*WORK TO DO*. Set the following entries down again exactly, line by line.

(Saved data entries)
******

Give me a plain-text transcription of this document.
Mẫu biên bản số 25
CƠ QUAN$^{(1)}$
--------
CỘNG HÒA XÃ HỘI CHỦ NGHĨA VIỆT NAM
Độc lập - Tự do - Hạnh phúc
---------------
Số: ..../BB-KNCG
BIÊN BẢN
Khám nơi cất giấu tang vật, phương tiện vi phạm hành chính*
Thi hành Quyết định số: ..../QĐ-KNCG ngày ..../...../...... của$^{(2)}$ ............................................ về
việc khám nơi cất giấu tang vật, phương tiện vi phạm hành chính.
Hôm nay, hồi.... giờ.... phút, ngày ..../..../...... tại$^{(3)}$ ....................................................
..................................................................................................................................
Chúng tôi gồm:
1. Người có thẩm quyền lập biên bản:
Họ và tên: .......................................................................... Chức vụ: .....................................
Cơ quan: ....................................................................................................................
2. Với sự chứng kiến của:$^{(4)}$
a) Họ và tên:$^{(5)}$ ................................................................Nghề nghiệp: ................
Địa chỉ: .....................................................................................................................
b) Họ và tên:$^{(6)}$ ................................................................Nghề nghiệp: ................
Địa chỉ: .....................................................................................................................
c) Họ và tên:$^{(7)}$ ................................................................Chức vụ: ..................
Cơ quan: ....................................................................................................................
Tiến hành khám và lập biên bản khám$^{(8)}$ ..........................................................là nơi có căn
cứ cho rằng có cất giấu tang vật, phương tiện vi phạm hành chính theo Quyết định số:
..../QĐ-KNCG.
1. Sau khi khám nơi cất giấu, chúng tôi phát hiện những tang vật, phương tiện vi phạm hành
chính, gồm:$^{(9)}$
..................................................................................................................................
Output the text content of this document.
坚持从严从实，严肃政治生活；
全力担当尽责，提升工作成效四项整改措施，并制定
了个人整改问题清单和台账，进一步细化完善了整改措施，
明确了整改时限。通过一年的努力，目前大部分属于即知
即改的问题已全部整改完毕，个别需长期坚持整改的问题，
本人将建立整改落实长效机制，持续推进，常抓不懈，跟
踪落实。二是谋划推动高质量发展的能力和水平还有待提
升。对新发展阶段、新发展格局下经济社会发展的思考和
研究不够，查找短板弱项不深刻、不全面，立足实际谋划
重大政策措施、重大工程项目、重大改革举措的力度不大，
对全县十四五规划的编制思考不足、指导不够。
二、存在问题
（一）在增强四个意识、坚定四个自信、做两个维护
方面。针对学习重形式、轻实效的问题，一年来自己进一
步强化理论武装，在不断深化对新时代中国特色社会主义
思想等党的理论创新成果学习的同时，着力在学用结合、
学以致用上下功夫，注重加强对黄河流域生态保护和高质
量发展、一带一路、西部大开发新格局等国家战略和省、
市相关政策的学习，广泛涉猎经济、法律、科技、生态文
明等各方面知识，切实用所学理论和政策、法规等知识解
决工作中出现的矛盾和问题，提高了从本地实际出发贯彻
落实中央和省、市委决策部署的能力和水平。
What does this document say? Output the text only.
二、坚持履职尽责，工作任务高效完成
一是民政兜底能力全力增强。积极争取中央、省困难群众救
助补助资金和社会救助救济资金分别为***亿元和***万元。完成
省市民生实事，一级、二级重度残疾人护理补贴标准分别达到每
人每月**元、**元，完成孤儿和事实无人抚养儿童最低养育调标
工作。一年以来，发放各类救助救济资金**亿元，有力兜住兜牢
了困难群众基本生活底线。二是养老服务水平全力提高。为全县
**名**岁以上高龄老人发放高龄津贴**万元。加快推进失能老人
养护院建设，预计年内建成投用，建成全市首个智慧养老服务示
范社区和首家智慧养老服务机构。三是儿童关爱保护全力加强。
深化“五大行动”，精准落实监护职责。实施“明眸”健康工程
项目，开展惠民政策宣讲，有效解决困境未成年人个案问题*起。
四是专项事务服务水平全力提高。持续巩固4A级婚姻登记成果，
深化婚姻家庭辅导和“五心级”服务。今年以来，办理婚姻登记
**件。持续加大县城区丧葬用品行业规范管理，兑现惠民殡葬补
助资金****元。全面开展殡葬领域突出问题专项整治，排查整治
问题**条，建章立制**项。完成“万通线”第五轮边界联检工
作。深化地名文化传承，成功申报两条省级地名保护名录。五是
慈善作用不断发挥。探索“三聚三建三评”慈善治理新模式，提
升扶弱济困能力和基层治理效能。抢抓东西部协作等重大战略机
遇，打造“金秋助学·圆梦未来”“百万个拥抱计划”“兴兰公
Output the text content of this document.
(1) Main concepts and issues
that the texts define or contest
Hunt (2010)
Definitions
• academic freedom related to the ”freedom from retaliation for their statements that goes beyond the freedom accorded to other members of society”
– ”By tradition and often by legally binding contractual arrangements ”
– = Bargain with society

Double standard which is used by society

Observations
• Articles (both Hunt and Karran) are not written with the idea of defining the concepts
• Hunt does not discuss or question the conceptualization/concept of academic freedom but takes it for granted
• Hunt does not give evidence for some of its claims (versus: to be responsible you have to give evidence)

******

*EXERCISE SOLUTION*.
Give me a plain-text transcription of this document.
Mẫu biên bản số 25
CƠ QUAN$^{(1)}$
--------
CỘNG HÒA XÃ HỘI CHỦ NGHĨA VIỆT NAM
Độc lập - Tự do - Hạnh phúc
---------------
Số: ..../BB-KNCG
BIÊN BẢN
Khám nơi cất giấu tang vật, phương tiện vi phạm hành chính*
Thi hành Quyết định số: ..../QĐ-KNCG ngày ..../...../...... của$^{(2)}$ ............................................ về
việc khám nơi cất giấu tang vật, phương tiện vi phạm hành chính.
Hôm nay, hồi.... giờ.... phút, ngày ..../..../...... tại$^{(3)}$ ....................................................
..................................................................................................................................
Chúng tôi gồm:
1. Người có thẩm quyền lập biên bản:
Họ và tên: .......................................................................... Chức vụ: .....................................
Cơ quan: ....................................................................................................................
2. Với sự chứng kiến của:$^{(4)}$
a) Họ và tên:$^{(5)}$ ................................................................Nghề nghiệp: ................
Địa chỉ: .....................................................................................................................
b) Họ và tên:$^{(6)}$ ................................................................Nghề nghiệp: ................
Địa chỉ: .....................................................................................................................
c) Họ và tên:$^{(7)}$ ................................................................Chức vụ: ..................
Cơ quan: ....................................................................................................................
Tiến hành khám và lập biên bản khám$^{(8)}$ ..........................................................là nơi có căn
cứ cho rằng có cất giấu tang vật, phương tiện vi phạm hành chính theo Quyết định số:
..../QĐ-KNCG.
1. Sau khi khám nơi cất giấu, chúng tôi phát hiện những tang vật, phương tiện vi phạm hành
chính, gồm:$^{(9)}$
..................................................................................................................................
Output the text content of this document.
坚持从严从实，严肃政治生活；
全力担当尽责，提升工作成效四项整改措施，并制定
了个人整改问题清单和台账，进一步细化完善了整改措施，
明确了整改时限。通过一年的努力，目前大部分属于即知
即改的问题已全部整改完毕，个别需长期坚持整改的问题，
本人将建立整改落实长效机制，持续推进，常抓不懈，跟
踪落实。二是谋划推动高质量发展的能力和水平还有待提
升。对新发展阶段、新发展格局下经济社会发展的思考和
研究不够，查找短板弱项不深刻、不全面，立足实际谋划
重大政策措施、重大工程项目、重大改革举措的力度不大，
对全县十四五规划的编制思考不足、指导不够。
二、存在问题
（一）在增强四个意识、坚定四个自信、做两个维护
方面。针对学习重形式、轻实效的问题，一年来自己进一
步强化理论武装，在不断深化对新时代中国特色社会主义
思想等党的理论创新成果学习的同时，着力在学用结合、
学以致用上下功夫，注重加强对黄河流域生态保护和高质
量发展、一带一路、西部大开发新格局等国家战略和省、
市相关政策的学习，广泛涉猎经济、法律、科技、生态文
明等各方面知识，切实用所学理论和政策、法规等知识解
决工作中出现的矛盾和问题，提高了从本地实际出发贯彻
落实中央和省、市委决策部署的能力和水平。
What does this document say? Output the text only.
二、坚持履职尽责，工作任务高效完成
一是民政兜底能力全力增强。积极争取中央、省困难群众救
助补助资金和社会救助救济资金分别为***亿元和***万元。完成
省市民生实事，一级、二级重度残疾人护理补贴标准分别达到每
人每月**元、**元，完成孤儿和事实无人抚养儿童最低养育调标
工作。一年以来，发放各类救助救济资金**亿元，有力兜住兜牢
了困难群众基本生活底线。二是养老服务水平全力提高。为全县
**名**岁以上高龄老人发放高龄津贴**万元。加快推进失能老人
养护院建设，预计年内建成投用，建成全市首个智慧养老服务示
范社区和首家智慧养老服务机构。三是儿童关爱保护全力加强。
深化“五大行动”，精准落实监护职责。实施“明眸”健康工程
项目，开展惠民政策宣讲，有效解决困境未成年人个案问题*起。
四是专项事务服务水平全力提高。持续巩固4A级婚姻登记成果，
深化婚姻家庭辅导和“五心级”服务。今年以来，办理婚姻登记
**件。持续加大县城区丧葬用品行业规范管理，兑现惠民殡葬补
助资金****元。全面开展殡葬领域突出问题专项整治，排查整治
问题**条，建章立制**项。完成“万通线”第五轮边界联检工
作。深化地名文化传承，成功申报两条省级地名保护名录。五是
慈善作用不断发挥。探索“三聚三建三评”慈善治理新模式，提
升扶弱济困能力和基层治理效能。抢抓东西部协作等重大战略机
遇，打造“金秋助学·圆梦未来”“百万个拥抱计划”“兴兰公
Output the text content of this document.
(1) Main concepts and issues
that the texts define or contest
Hunt (2010)
Definitions
• academic freedom related to the ”freedom from retaliation for their statements that goes beyond the freedom accorded to other members of society”
– ”By tradition and often by legally binding contractual arrangements ”
– = Bargain with society

Double standard which is used by society

Observations
• Articles (both Hunt and Karran) are not written with the idea of defining the concepts
• Hunt does not discuss or question the conceptualization/concept of academic freedom but takes it for granted
• Hunt does not give evidence for some of its claims (versus: to be responsible you have to give evidence)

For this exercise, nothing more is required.